== Do this ==
Transcribe each line of the records below exactly, excluding any embedded images.

== Excerpted data ==
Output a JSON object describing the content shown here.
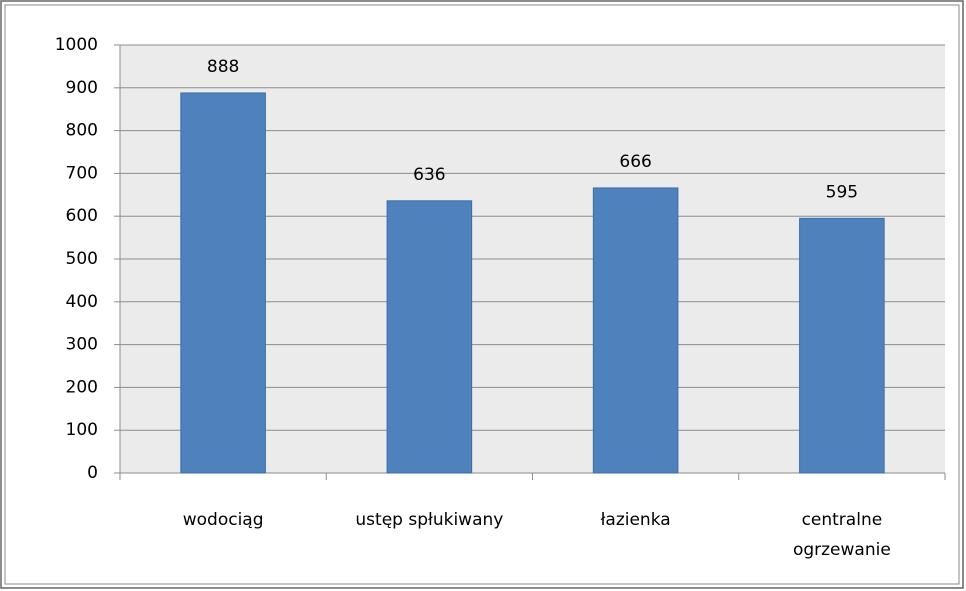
{
  "chart_data": {
    "type": "bar",
    "categories": [
      "wodociąg",
      "ustęp spłukiwany",
      "łazienka",
      "centralne ogrzewanie"
    ],
    "values": [
      888,
      636,
      666,
      595
    ],
    "color": "#4f81bd",
    "ylim": [
      0,
      1000
    ],
    "yticks": [
      0,
      100,
      200,
      300,
      400,
      500,
      600,
      700,
      800,
      900,
      1000
    ],
    "grid": true
  }
}
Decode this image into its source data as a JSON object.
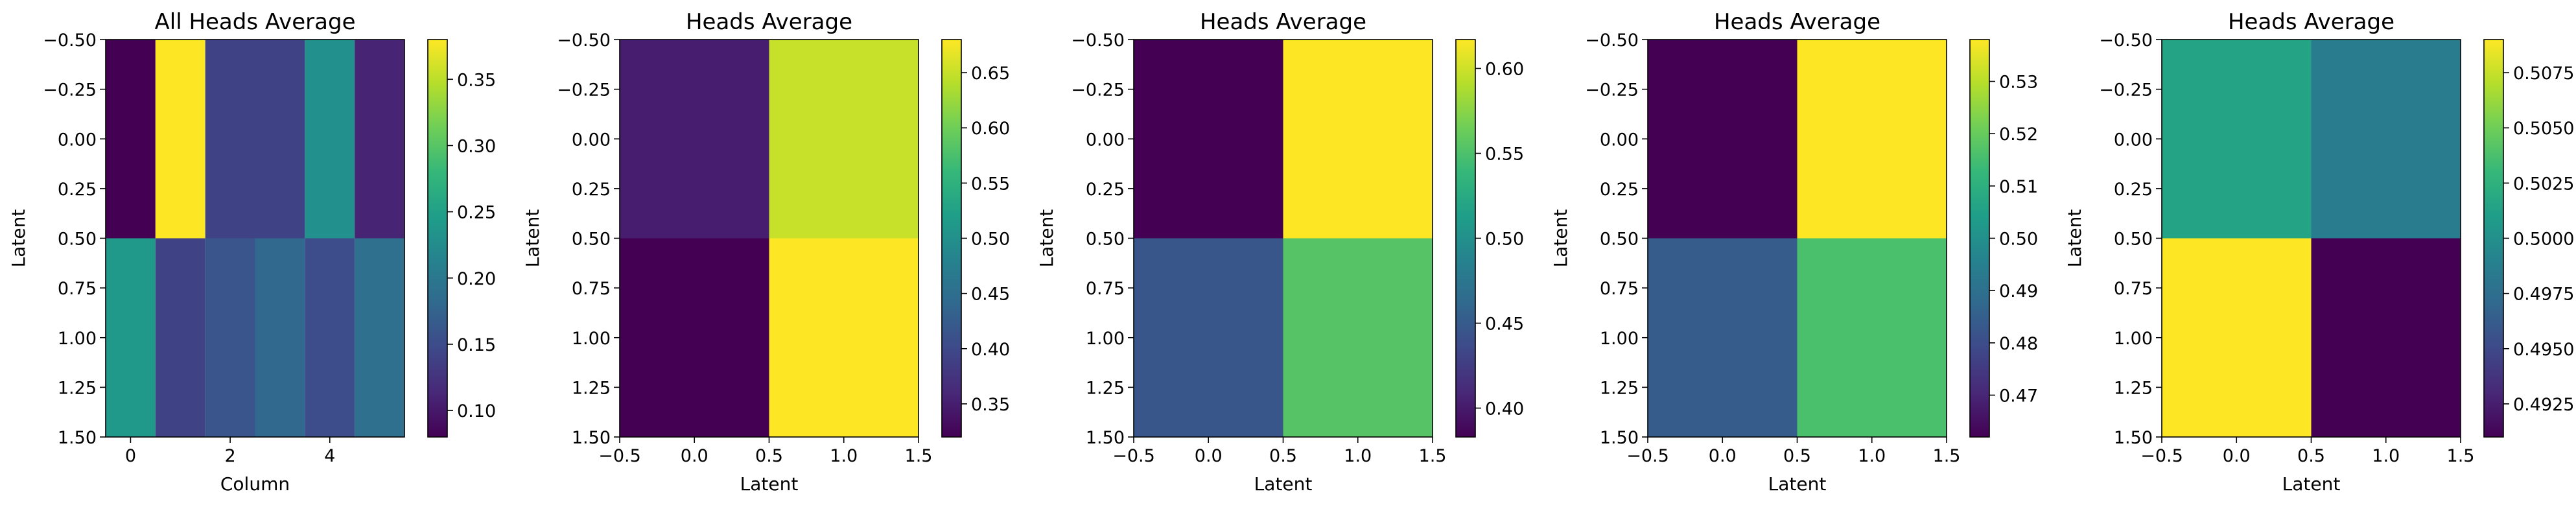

== Answer to this exercise ==
Output a JSON object describing the content shown here.
{
  "chart_data": {
    "type": "bar",
    "categories": [
      "wodociąg",
      "ustęp spłukiwany",
      "łazienka",
      "centralne ogrzewanie"
    ],
    "values": [
      888,
      636,
      666,
      595
    ],
    "color": "#4f81bd",
    "ylim": [
      0,
      1000
    ],
    "yticks": [
      0,
      100,
      200,
      300,
      400,
      500,
      600,
      700,
      800,
      900,
      1000
    ],
    "grid": true
  }
}
Decode this image into its source data as a JSON object.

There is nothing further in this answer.